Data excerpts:
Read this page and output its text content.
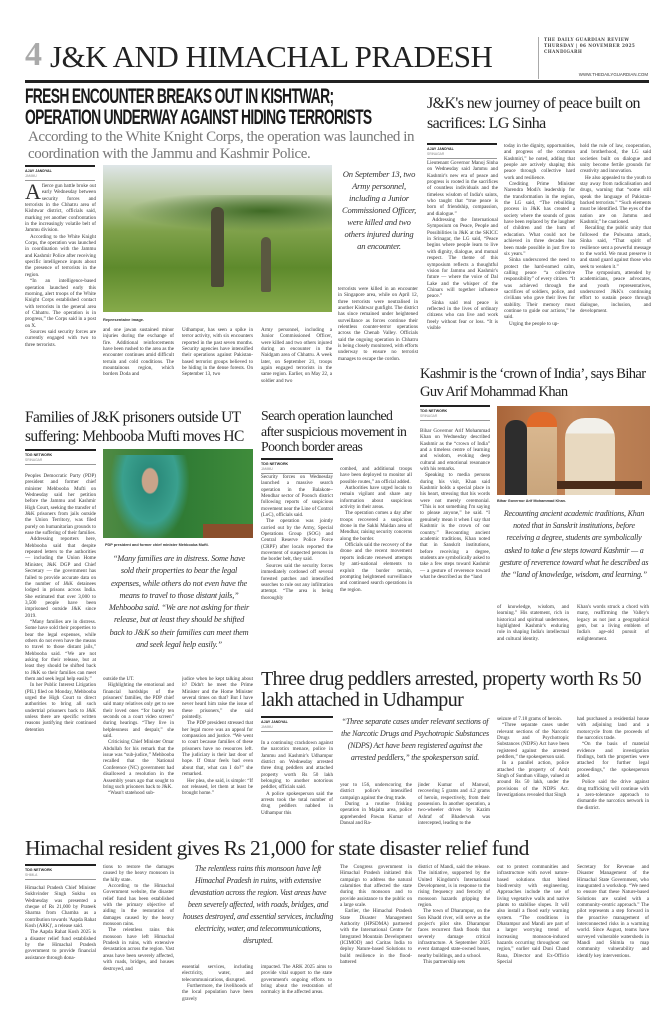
4 J&K AND HIMACHAL PRADESH	THE DAILY GUARDIAN REVIEW
THURSDAY | 06 NOVEMBER 2025
CHANDIGARH
WWW.THEDAILYGUARDIAN.COM
FRESH ENCOUNTER BREAKS OUT IN KISHTWAR;
OPERATION UNDERWAY AGAINST HIDING TERRORISTS
According to the White Knight Corps, the operation was launched in coordination with the Jammu and Kashmir Police.
AJAY JANDYAL
JAMMU

Afierce gun battle broke out early Wednesday between security forces and terrorists in the Chhatru area of Kishtwar district, officials said, marking yet another confrontation in the increasingly volatile belt of Jammu division.

According to the White Knight Corps, the operation was launched in coordination with the Jammu and Kashmir Police after receiving specific intelligence inputs about the presence of terrorists in the region.

“In an intelligence-based operation launched early this morning, alert troops of the White Knight Corps established contact with terrorists in the general area of Chhatru. The operation is in progress,” the Corps said in a post on X.

Sources said security forces are currently engaged with two to three terrorists.

Representaive image.

and one jawan sustained minor injuries during the exchange of fire. Additional reinforcements have been rushed to the area as the encounter continues amid difficult terrain and cold conditions. The mountainous region, which borders Doda and

Udhampur, has seen a spike in terror activity, with six encounters reported in the past seven months. Security agencies have intensified their operations against Pakistan-based terrorist groups believed to be hiding in the dense forests. On September 13, two

Army personnel, including a Junior Commissioned Officer, were killed and two others injured during an encounter in the Naidgam area of Chhatru. A week later, on September 21, troops again engaged terrorists in the same region. Earlier, on May 22, a soldier and two

On September 13, two Army personnel, including a Junior Commissioned Officer, were killed and two others injured during an encounter.

terrorists were killed in an encounter in Singapore area, while on April 12, three terrorists were neutralised in another Kishtwar gunfight. The district has since remained under heightened surveillance as forces continue their relentless counter-terror operations across the Chenab Valley. Officials said the ongoing operation in Chhatru is being closely monitored, with efforts underway to ensure no terrorist manages to escape the cordon.

J&K's new journey of peace built on sacrifices: LG Sinha
AJAY JANDYAL
SRINAGAR

Lieutenant Governor Manoj Sinha on Wednesday said Jammu and Kashmir's new era of peace and progress is rooted in the sacrifices of countless individuals and the timeless wisdom of India's saints, who taught that “true peace is born of friendship, compassion, and dialogue.”

Addressing the International Symposium on Peace, People and Possibilities in J&K at the SKICC in Srinagar, the LG said, “Peace begins where people learn to live with dignity, dialogue, and mutual respect. The theme of this symposium reflects a thoughtful vision for Jammu and Kashmir's future — where the voice of Dal Lake and the whisper of the Chinars will together influence peace.”

Sinha said real peace is reflected in the lives of ordinary citizens who can live and work freely without fear or loss. “It is visible

today in the dignity, opportunities, and progress of the common Kashmiri,” he noted, adding that people are actively shaping this peace through collective hard work and resilience.

Crediting Prime Minister Narendra Modi's leadership for the transformation in the region, the LG said, “The rebuilding process in J&K has created a society where the sounds of guns have been replaced by the laughter of children and the hum of education. What could not be achieved in three decades has been made possible in just five to six years.”

Sinha underscored the need to protect the hard-earned calm, calling peace “a collective responsibility” of every citizen. “It was achieved through the sacrifices of soldiers, police, and civilians who gave their lives for stability. Their memory must continue to guide our actions,” he said.

Urging the people to up-

hold the rule of law, cooperation, and brotherhood, the LG said societies built on dialogue and unity become fertile grounds for creativity and innovation.

He also appealed to the youth to stay away from radicalisation and drugs, warning that “some still speak the language of Pakistan-backed terrorists.” “Such elements must be identified. The eyes of the nation are on Jammu and Kashmir,” he cautioned.

Recalling the public unity that followed the Pulwama attack, Sinha said, “That spirit of resilience sent a powerful message to the world. We must preserve it and stand guard against those who seek to weaken it.”

The symposium, attended by academicians, peace advocates, and youth representatives, underscored J&K's continuing effort to sustain peace through dialogue, inclusion, and development.

Families of J&K prisoners outside UT suffering: Mehbooba Mufti moves HC
TDG NETWORK
SRINAGAR

Peoples Democratic Party (PDP) president and former chief minister Mehbooba Mufti on Wednesday said her petition before the Jammu and Kashmir High Court, seeking the transfer of J&K prisoners from jails outside the Union Territory, was filed purely on humanitarian grounds to ease the suffering of their families.

Addressing reporters here, Mehbooba said that despite repeated letters to the authorities — including the Union Home Minister, J&K DGP and Chief Secretary — the government has failed to provide accurate data on the number of J&K detainees lodged in prisons across India. She estimated that over 3,000 to 3,500 people have been imprisoned outside J&K since 2019.

“Many families are in distress. Some have sold their properties to bear the legal expenses, while others do not even have the means to travel to those distant jails,” Mehbooba said. “We are not asking for their release, but at least they should be shifted back to J&K so their families can meet them and seek legal help easily.”

In her Public Interest Litigation (PIL) filed on Monday, Mehbooba urged the High Court to direct authorities to bring all such undertrial prisoners back to J&K unless there are specific written reasons justifying their continued detention

PDP president and former chief minister Mehbooba Mufti.
“Many families are in distress. Some have sold their properties to bear the legal expenses, while others do not even have the means to travel to those distant jails,” Mehbooba said. “We are not asking for their release, but at least they should be shifted back to J&K so their families can meet them and seek legal help easily.”

outside the UT.

Highlighting the emotional and financial hardships of the prisoners' families, the PDP chief said many relatives only get to see their loved ones “for barely ten seconds on a court video screen” during hearings. “They live in helplessness and despair,” she said.

Criticising Chief Minister Omar Abdullah for his remark that the issue was “sub-judice,” Mehbooba recalled that the National Conference (NC) government had disallowed a resolution in the Assembly years ago that sought to bring such prisoners back to J&K.

“Wasn't statehood sub-

judice when he kept talking about it? Didn't he meet the Prime Minister and the Home Minister several times on that? But I have never heard him raise the issue of these prisoners,” she said pointedly.

The PDP president stressed that her legal move was an appeal for compassion and justice. “We went to court because families of these prisoners have no resources left. The judiciary is their last door of hope. If Omar feels bad even about that, what can I do?” she remarked.

Her plea, she said, is simple: “If not released, let them at least be brought home.”

Search operation launched after suspicious movement in Poonch border areas
TDG NETWORK
JAMMU

Security forces on Wednesday launched a massive search operation in the Balakote–Mendhar sector of Poonch district following reports of suspicious movement near the Line of Control (LoC), officials said.

The operation was jointly carried out by the Army, Special Operations Group (SOG) and Central Reserve Police Force (CRPF) after locals reported the movement of suspected persons in the border belt, they said.

Sources said the security forces immediately cordoned off several forested patches and intensified searches to rule out any infiltration attempt. “The area is being thoroughly

combed, and additional troops have been deployed to monitor all possible routes,” an official added.

Authorities have urged locals to remain vigilant and share any information about suspicious activity in their areas.

The operation comes a day after troops recovered a suspicious drone in the Sakhi Maidan area of Mendhar, raising security concerns along the border.

Officials said the recovery of the drone and the recent movement reports indicate renewed attempts by anti-national elements to exploit the border terrain, prompting heightened surveillance and continued search operations in the region.

Kashmir is the ‘crown of India’, says Bihar Guv Arif Mohammad Khan
TDG NETWORK
SRINAGAR

Bihar Governor Arif Mohammad Khan on Wednesday described Kashmir as the “crown of India” and a timeless centre of learning and wisdom, evoking deep cultural and emotional resonance with his remarks.

Speaking to media persons during his visit, Khan said Kashmir holds a special place in his heart, stressing that his words were not merely ceremonial. “This is not something I'm saying to please anyone,” he said. “I genuinely mean it when I say that Kashmir is the crown of our country.” Recounting ancient academic traditions, Khan noted that in Sanskrit institutions, before receiving a degree, students are symbolically asked to take a few steps toward Kashmir — a gesture of reverence toward what he described as the “land

Bihar Governor Arif Mohammad Khan.
Recounting ancient academic traditions, Khan noted that in Sanskrit institutions, before receiving a degree, students are symbolically asked to take a few steps toward Kashmir — a gesture of reverence toward what he described as the “land of knowledge, wisdom, and learning.”

of knowledge, wisdom, and learning.” His statement, rich in historical and spiritual undertones, highlighted Kashmir's enduring role in shaping India's intellectual and cultural identity.

Khan's words struck a chord with many, reaffirming the Valley's legacy as not just a geographical gem, but a living emblem of India's age-old pursuit of enlightenment.

Three drug peddlers arrested, property worth Rs 50 lakh attached in Udhampur
AJAY JANDYAL
JAMMU

In a continuing crackdown against the narcotics menace, police in Jammu and Kashmir's Udhampur district on Wednesday arrested three drug peddlers and attached property worth Rs 50 lakh belonging to another notorious peddler, officials said.

A police spokesperson said the arrests took the total number of drug peddlers nabbed in Udhampur this

“Three separate cases under relevant sections of the Narcotic Drugs and Psychotropic Substances (NDPS) Act have been registered against the arrested peddlers,” the spokesperson said.

year to 156, underscoring the district police's intensified campaign against the drug trade.

During a routine frisking operation in Majalta area, police apprehended Pawan Kumar of Dansal and Ra-

jinder Kumar of Manwal, recovering 5 grams and 4.2 grams of heroin, respectively, from their possession. In another operation, a two-wheeler driven by Kazim Ashraf of Bhaderwah was intercepted, leading to the

seizure of 7.18 grams of heroin.

“Three separate cases under relevant sections of the Narcotic Drugs and Psychotropic Substances (NDPS) Act have been registered against the arrested peddlers,” the spokesperson said.

In a parallel action, police attached the property of Amit Singh of Sunthan village, valued at around Rs 50 lakh, under the provisions of the NDPS Act. Investigations revealed that Singh

had purchased a residential house with adjoining land and a motorcycle from the proceeds of the narcotics trade.

“On the basis of material evidence and investigation findings, both the properties were attached for further legal proceedings,” the spokesperson added.

Police said the drive against drug trafficking will continue with a zero-tolerance approach to dismantle the narcotics network in the district.

Himachal resident gives Rs 21,000 for state disaster relief fund
TDG NETWORK
SHIMLA

Himachal Pradesh Chief Minister Sukhvinder Singh Sukhu on Wednesday was presented a cheque of Rs 21,000 by Prateek Sharma from Chamba as a contribution towards 'Aapda Rahat Kosh (ARK)', a release said.

The Aapda Rahat Kosh 2025 is a disaster relief fund established by the Himachal Pradesh government to provide financial assistance through dona-

tions to restore the damages caused by the heavy monsoon in the hilly state.

According to the Himachal Government website, the disaster relief fund has been established with the primary objective of aiding in the restoration of damages caused by the heavy monsoon rains.

The relentless rains this monsoon have left Himachal Pradesh in ruins, with extensive devastation across the region. Vast areas have been severely affected, with roads, bridges, and houses destroyed, and

The relentless rains this monsoon have left Himachal Pradesh in ruins, with extensive devastation across the region. Vast areas have been severely affected, with roads, bridges, and houses destroyed, and essential services, including electricity, water, and telecommunications, disrupted.

essential services, including electricity, water, and telecommunications, disrupted.

Furthermore, the livelihoods of the local population have been gravely

impacted. The ARK 2025 aims to provide vital support to the state government's ongoing efforts to bring about the restoration of normalcy in the affected areas.

The Congress government in Himachal Pradesh initiated this campaign to address the natural calamities that affected the state during this monsoon and to provide assistance to the public on a large scale.

Earlier, the Himachal Pradesh State Disaster Management Authority (HPSDMA) partnered with the International Centre for Integrated Mountain Development (ICIMOD) and Caritas India to deploy Nature-based Solutions to build resilience in the flood-battered

district of Mandi, said the release. The initiative, supported by the United Kingdom's International Development, is in response to the rising frequency and ferocity of monsoon hazards gripping the region.

The town of Dharampur, on the Son Khadd river, will serve as the project's pilot site. Dharampur faces recurrent flash floods that severely damage critical infrastructure. A September 2025 event damaged state-owned buses, nearby buildings, and a school.

This partnership sets

out to protect communities and infrastructure with novel nature-based solutions that blend biodiversity with engineering. Approaches include the use of living vegetative walls and native plants to stabilise slopes. It will also install a flood early warning system. “The conditions in Dharampur and Mandi are part of a larger worrying trend of increasing monsoon-induced hazards occurring throughout our region,” earlier said Duni Chand Rana, Director and Ex-Officio Special

Secretary for Revenue and Disaster Management of the Himachal State Government, who inaugurated a workshop. “We need to ensure that these Nature-based Solutions are scaled with a community-centric approach.” The pilot represents a step forward in the proactive management of interconnected risks in a warming world. Since August, teams have surveyed vulnerable watersheds in Mandi and Shimla to map community vulnerability and identify key interventions.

§ **Stated goal**
Of the lines in this data, how many contain "several"? Reply with only the number.

§ **Answer to the problem**
2